(What is needed): Restate the records below word for word, and omit the images they hold.

(Data to process):
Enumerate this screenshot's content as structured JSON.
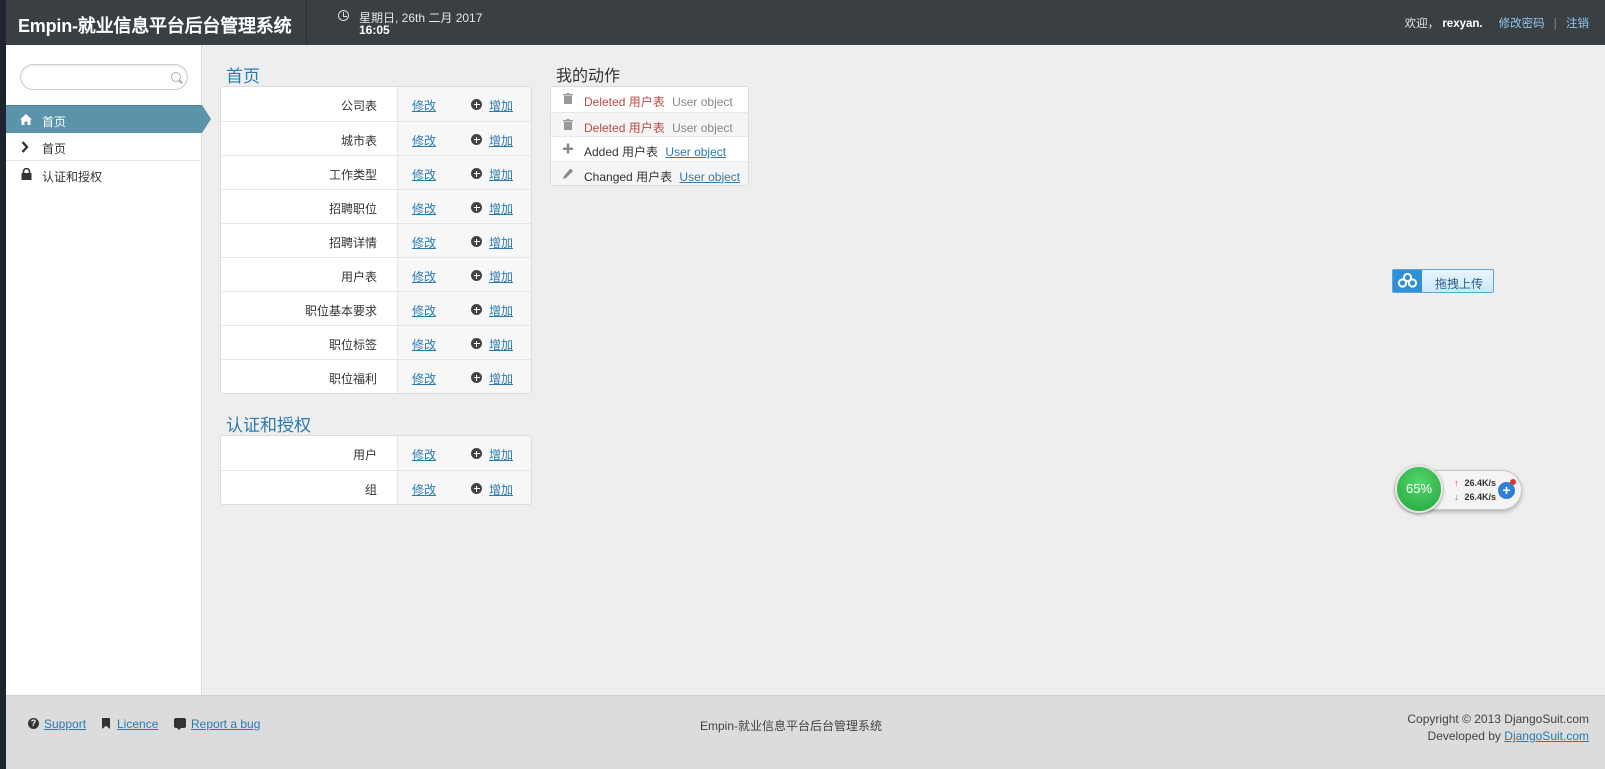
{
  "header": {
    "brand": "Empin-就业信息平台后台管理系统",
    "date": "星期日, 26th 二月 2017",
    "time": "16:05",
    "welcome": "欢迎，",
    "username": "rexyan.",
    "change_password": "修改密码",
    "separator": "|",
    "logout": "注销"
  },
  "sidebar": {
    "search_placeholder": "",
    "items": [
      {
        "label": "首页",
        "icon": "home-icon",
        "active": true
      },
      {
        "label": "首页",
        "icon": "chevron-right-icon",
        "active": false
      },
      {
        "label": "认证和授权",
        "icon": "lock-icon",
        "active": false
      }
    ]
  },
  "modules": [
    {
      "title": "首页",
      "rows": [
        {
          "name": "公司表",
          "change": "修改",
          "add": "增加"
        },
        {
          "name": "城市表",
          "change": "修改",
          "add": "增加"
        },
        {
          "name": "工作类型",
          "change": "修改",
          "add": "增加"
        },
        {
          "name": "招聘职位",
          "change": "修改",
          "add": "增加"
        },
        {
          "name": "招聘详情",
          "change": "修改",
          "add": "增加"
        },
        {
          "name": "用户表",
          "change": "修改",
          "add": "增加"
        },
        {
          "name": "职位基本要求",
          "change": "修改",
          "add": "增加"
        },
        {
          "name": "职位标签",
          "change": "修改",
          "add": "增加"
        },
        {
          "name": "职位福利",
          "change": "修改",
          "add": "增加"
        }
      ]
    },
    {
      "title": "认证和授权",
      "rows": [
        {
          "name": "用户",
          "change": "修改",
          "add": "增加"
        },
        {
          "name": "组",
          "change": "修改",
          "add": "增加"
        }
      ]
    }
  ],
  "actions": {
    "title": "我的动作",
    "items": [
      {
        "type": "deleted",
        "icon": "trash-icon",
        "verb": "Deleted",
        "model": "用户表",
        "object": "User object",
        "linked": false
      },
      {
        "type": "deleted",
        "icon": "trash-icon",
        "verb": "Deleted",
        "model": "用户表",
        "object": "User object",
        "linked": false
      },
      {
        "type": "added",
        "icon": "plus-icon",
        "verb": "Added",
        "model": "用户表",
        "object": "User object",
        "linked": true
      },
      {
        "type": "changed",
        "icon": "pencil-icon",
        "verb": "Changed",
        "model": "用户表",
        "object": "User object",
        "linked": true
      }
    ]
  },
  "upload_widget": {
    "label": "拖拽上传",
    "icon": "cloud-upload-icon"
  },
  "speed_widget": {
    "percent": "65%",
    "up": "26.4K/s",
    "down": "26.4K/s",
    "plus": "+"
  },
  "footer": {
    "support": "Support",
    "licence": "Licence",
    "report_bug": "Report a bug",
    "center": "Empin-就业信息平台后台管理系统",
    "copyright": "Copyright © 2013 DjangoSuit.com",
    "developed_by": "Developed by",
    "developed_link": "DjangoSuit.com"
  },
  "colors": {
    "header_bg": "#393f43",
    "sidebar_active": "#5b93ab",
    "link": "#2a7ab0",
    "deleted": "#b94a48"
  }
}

(Solution for this task):
Enumerate this screenshot's content as structured JSON.
{
  "header": {
    "brand": "Empin-就业信息平台后台管理系统",
    "date": "星期日, 26th 二月 2017",
    "time": "16:05",
    "welcome": "欢迎，",
    "username": "rexyan.",
    "change_password": "修改密码",
    "separator": "|",
    "logout": "注销"
  },
  "sidebar": {
    "search_placeholder": "",
    "items": [
      {
        "label": "首页",
        "icon": "home-icon",
        "active": true
      },
      {
        "label": "首页",
        "icon": "chevron-right-icon",
        "active": false
      },
      {
        "label": "认证和授权",
        "icon": "lock-icon",
        "active": false
      }
    ]
  },
  "modules": [
    {
      "title": "首页",
      "rows": [
        {
          "name": "公司表",
          "change": "修改",
          "add": "增加"
        },
        {
          "name": "城市表",
          "change": "修改",
          "add": "增加"
        },
        {
          "name": "工作类型",
          "change": "修改",
          "add": "增加"
        },
        {
          "name": "招聘职位",
          "change": "修改",
          "add": "增加"
        },
        {
          "name": "招聘详情",
          "change": "修改",
          "add": "增加"
        },
        {
          "name": "用户表",
          "change": "修改",
          "add": "增加"
        },
        {
          "name": "职位基本要求",
          "change": "修改",
          "add": "增加"
        },
        {
          "name": "职位标签",
          "change": "修改",
          "add": "增加"
        },
        {
          "name": "职位福利",
          "change": "修改",
          "add": "增加"
        }
      ]
    },
    {
      "title": "认证和授权",
      "rows": [
        {
          "name": "用户",
          "change": "修改",
          "add": "增加"
        },
        {
          "name": "组",
          "change": "修改",
          "add": "增加"
        }
      ]
    }
  ],
  "actions": {
    "title": "我的动作",
    "items": [
      {
        "type": "deleted",
        "icon": "trash-icon",
        "verb": "Deleted",
        "model": "用户表",
        "object": "User object",
        "linked": false
      },
      {
        "type": "deleted",
        "icon": "trash-icon",
        "verb": "Deleted",
        "model": "用户表",
        "object": "User object",
        "linked": false
      },
      {
        "type": "added",
        "icon": "plus-icon",
        "verb": "Added",
        "model": "用户表",
        "object": "User object",
        "linked": true
      },
      {
        "type": "changed",
        "icon": "pencil-icon",
        "verb": "Changed",
        "model": "用户表",
        "object": "User object",
        "linked": true
      }
    ]
  },
  "upload_widget": {
    "label": "拖拽上传",
    "icon": "cloud-upload-icon"
  },
  "speed_widget": {
    "percent": "65%",
    "up": "26.4K/s",
    "down": "26.4K/s",
    "plus": "+"
  },
  "footer": {
    "support": "Support",
    "licence": "Licence",
    "report_bug": "Report a bug",
    "center": "Empin-就业信息平台后台管理系统",
    "copyright": "Copyright © 2013 DjangoSuit.com",
    "developed_by": "Developed by",
    "developed_link": "DjangoSuit.com"
  },
  "colors": {
    "header_bg": "#393f43",
    "sidebar_active": "#5b93ab",
    "link": "#2a7ab0",
    "deleted": "#b94a48"
  }
}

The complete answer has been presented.